• **SET OF TASKS**
1. In the message, reproduce the passage starting with "Why? Are you" and going on through "the HTML WG.", substituting "elements" for "attributes".
2. List every question in the last two paragraphs of the message that are not quoted with ">".

===== GIVEN TEXT =====

Re: Extensibility strategies, was: Deciding in public (Was: SVGWG SVG-in-HTML proposal)

On Sat, 2 Aug 2008, Julian Reschke wrote:
> > 
> > My own experiences looking at real world markup correlates with these 
> > findings -- pages that attempt to use namespace prefixes for whatever 
> > reason frequently have egregious mistakes, far more so, relative to 
> > total usage, than any single other feature I have examined.
> 
> My own experience with real-world markup in the XML space (almost 10 
> years) indicates that those people that are confused first can be 
> educated and will learn.

Education is expensive. Why not just make it unnecessary?


> > One finds people confused about many things, but honestly I have 
> > rarely found any concept that causes non-geeks more confusion than the 
> > concept of indirection. Namespace prefixes are nothing more than 
> > indirection, that's their entire reason for being.
> 
> Class names use indirection as well.

How so?


> > When designing a language, avoidance of features known to be 
> > disproportionately confusing to users of that language is important. 
> 
> It depends on what the price of avoiding these features is.

The price of explicit names is verbosity. It's a small price to pay, in my 
opinion. (Bandwidth is mostly unaffected as common strings compress well.)


> > > Not at all. I'd like those to be URIs. I know you don't like them 
> > > for this purpose, but they have the advantage to be simple 
> > > detectable.
> > 
> > The above doesn't preclude your use of URIs if you so desire.
> 
> Disambiguation only works *reliably* if the format is well-defined.

Why? Are you concerned that people using different dismabiguation schemes 
would somehow come up with clashing names? How would that happen? Could 
you give an example?


> > There is currently no mechanism for including non-visible proprietary 
> > metadata intended for use by user agents in HTML documents without 
> > discussing the extension with user agent vendors and the wider Web 
> > community, but I posit that this is a good thing. We don't want user 
> > agents inventing their own attributes without working with interested 
> > parties to make sure their feature is well designed.
> 
> Again: who is "we" in this case? Certainly not the HTML WG.

So you're in favour of the behaviour seen in the browser wars where people 
just made up their own tags all the time?

I am not.


> > No it doesn't, they are still valid HTML4 documents.
> 
> But I can't mix these extensions (which I *do* use, this is not 
> theoretical) with HTML5 features. So basically you're saying: go away?

If you are using the scheme="" attribute for Dublin Core metadata, could 
you point me to the part of the spec that defines what the semantics of 
scheme="" values is? How would an independent Dublin Core processor know 
how to interpret the scheme="" values?


> > In any case, are there any such documents? I cannot recall ever 
> > finding any. I did some in-depth research on this when deciding what 
> > to do about scheme="" several years ago.
> 
> Yes, there are. For instance, the web repository manager in SAP's 
> Knowledge Management system parses them and exposes the property using 
> the KM's Java API to other applications, and I know of SAP customers 
> using it. These documents may not be world-readable, but that's no 
> reason to break them.

Is such content ever made available to a non-SAP user agent that is 
expected to process that data? Could you elaborate with concrete examples?

===== RECORDS SUPPLIED =====

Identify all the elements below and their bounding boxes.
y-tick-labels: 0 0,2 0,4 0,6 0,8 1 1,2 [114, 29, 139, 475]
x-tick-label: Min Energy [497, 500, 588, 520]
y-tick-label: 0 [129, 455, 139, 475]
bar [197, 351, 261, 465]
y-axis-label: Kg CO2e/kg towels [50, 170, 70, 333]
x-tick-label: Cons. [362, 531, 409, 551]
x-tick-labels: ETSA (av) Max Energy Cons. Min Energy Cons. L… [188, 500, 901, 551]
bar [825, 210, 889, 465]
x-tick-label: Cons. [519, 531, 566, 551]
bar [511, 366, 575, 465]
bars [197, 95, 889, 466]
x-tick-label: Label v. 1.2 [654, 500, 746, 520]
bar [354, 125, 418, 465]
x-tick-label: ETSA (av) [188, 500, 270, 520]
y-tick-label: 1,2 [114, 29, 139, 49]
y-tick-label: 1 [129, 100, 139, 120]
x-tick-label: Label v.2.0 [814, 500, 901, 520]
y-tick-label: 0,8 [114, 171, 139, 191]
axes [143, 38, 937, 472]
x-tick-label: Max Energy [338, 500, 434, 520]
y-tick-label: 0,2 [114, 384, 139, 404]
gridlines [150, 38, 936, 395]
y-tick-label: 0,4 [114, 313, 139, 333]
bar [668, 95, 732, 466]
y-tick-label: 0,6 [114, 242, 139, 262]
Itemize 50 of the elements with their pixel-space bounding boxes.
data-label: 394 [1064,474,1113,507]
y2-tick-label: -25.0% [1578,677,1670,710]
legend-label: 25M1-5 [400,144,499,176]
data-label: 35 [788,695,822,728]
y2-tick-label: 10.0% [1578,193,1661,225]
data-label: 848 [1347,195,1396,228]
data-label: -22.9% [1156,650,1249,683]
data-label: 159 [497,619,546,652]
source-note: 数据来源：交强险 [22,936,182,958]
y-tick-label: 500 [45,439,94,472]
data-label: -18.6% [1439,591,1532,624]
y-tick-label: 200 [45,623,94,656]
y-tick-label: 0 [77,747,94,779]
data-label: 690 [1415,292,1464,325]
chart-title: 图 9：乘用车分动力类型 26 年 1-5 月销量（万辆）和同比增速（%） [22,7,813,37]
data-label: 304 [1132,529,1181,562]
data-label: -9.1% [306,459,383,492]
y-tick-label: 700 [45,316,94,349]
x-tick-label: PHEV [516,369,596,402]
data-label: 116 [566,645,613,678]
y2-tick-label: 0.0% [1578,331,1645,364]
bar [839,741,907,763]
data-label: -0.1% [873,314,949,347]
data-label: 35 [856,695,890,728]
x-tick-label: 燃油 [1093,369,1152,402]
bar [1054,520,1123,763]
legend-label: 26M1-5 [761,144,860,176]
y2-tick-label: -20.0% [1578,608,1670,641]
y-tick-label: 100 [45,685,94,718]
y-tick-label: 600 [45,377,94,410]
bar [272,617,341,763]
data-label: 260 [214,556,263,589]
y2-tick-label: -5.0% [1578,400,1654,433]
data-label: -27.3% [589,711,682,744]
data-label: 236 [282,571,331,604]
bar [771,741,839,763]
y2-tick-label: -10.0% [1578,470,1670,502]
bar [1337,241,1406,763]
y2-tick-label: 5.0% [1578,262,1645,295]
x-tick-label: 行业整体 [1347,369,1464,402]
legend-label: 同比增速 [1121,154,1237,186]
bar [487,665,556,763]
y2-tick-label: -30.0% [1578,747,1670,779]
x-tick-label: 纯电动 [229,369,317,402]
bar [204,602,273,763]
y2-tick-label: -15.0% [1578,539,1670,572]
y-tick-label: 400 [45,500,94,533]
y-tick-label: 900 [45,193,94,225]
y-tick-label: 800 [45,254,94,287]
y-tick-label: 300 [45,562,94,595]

=====

• **EXERCISE RESULTS**
1.
Why? Are you concerned that people using different dismabiguation schemes 
would somehow come up with clashing names? How would that happen? Could 
you give an example?


> > There is currently no mechanism for including non-visible proprietary 
> > metadata intended for use by user agents in HTML documents without 
> > discussing the extension with user agent vendors and the wider Web 
> > community, but I posit that this is a good thing. We don't want user 
> > agents inventing their own elements without working with interested 
> > parties to make sure their feature is well designed.
> 
> Again: who is "we" in this case? Certainly not the HTML WG.

2.
1. "If you are using the scheme="" attribute for Dublin Core metadata, could you point me to the part of the spec that defines what the semantics of scheme="" values is?"
2. "How would an independent Dublin Core processor know how to interpret the scheme="" values?"
3. "Is such content ever made available to a non-SAP user agent that is expected to process that data?"
4. "Could you elaborate with concrete examples?"